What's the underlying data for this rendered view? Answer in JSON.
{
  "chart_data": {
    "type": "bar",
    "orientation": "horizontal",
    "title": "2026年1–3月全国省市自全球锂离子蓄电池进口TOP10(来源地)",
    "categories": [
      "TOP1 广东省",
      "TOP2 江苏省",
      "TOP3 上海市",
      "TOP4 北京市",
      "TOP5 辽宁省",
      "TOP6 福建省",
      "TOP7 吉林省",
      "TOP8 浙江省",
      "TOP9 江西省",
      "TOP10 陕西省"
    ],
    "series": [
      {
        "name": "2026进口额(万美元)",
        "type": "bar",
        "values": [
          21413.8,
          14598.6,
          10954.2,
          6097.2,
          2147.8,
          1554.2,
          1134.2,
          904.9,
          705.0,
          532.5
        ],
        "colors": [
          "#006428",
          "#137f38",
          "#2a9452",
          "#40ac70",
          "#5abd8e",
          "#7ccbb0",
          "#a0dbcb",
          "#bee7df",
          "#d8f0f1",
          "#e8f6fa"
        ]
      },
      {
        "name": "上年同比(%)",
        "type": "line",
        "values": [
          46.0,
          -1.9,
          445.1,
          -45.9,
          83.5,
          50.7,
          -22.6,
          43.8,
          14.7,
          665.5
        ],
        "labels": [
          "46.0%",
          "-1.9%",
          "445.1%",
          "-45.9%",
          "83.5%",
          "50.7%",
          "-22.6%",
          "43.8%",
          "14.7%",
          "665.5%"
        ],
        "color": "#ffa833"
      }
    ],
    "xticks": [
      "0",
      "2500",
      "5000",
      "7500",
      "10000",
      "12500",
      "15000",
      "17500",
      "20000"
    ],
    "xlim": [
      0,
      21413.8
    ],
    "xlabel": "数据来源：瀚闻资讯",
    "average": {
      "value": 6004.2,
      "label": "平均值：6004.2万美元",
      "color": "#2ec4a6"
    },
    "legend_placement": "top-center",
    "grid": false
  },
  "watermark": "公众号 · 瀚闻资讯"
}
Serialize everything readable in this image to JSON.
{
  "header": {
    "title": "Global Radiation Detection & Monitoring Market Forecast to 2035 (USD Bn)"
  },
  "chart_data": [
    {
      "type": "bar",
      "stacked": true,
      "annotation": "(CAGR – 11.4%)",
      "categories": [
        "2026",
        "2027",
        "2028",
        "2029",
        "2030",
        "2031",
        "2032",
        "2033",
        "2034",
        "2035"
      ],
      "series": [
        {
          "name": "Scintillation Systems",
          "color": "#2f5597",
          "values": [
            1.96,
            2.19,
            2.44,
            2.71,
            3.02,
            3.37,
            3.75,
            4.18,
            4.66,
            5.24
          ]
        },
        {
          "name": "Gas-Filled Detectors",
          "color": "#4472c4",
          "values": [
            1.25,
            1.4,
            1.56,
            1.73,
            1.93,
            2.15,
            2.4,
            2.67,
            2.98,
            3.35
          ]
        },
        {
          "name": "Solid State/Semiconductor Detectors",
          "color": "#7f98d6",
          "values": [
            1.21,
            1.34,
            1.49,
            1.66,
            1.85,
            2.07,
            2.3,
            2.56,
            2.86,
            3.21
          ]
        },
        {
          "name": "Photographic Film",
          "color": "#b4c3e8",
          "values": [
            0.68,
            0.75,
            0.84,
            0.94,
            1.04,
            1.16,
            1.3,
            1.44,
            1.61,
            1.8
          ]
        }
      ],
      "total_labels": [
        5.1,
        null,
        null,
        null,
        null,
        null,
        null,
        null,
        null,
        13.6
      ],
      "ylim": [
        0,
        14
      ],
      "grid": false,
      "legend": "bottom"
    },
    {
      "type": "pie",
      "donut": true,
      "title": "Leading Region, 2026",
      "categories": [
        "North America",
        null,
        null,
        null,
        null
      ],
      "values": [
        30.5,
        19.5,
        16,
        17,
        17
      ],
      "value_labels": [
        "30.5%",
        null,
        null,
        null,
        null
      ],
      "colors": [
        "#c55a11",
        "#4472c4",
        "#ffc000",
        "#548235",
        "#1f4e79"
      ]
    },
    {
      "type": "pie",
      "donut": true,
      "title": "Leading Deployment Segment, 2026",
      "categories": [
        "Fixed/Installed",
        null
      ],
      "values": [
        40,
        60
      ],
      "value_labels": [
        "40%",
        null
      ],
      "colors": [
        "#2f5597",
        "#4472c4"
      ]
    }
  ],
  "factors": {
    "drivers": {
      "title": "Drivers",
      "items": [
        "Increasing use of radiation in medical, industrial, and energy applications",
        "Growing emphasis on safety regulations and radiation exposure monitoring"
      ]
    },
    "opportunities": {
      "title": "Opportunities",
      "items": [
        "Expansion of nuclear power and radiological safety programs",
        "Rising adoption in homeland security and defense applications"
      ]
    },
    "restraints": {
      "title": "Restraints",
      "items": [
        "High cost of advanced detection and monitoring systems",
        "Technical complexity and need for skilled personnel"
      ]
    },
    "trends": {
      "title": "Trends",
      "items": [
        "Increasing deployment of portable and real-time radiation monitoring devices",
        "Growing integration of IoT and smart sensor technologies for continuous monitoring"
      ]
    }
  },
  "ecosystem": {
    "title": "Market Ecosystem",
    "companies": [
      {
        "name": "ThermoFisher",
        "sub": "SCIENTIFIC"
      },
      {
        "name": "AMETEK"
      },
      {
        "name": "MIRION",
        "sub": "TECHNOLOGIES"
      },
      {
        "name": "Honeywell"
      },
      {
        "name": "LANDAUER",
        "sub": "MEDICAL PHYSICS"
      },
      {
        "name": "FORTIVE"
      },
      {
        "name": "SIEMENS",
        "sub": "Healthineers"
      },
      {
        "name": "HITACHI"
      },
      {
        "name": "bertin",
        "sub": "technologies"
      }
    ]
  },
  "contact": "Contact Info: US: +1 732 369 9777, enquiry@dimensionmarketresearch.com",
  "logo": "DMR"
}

══════════

Task brief |
Write down the number of lines where the word "瀚闻资讯" appears, and nothing further.

Complete response |
2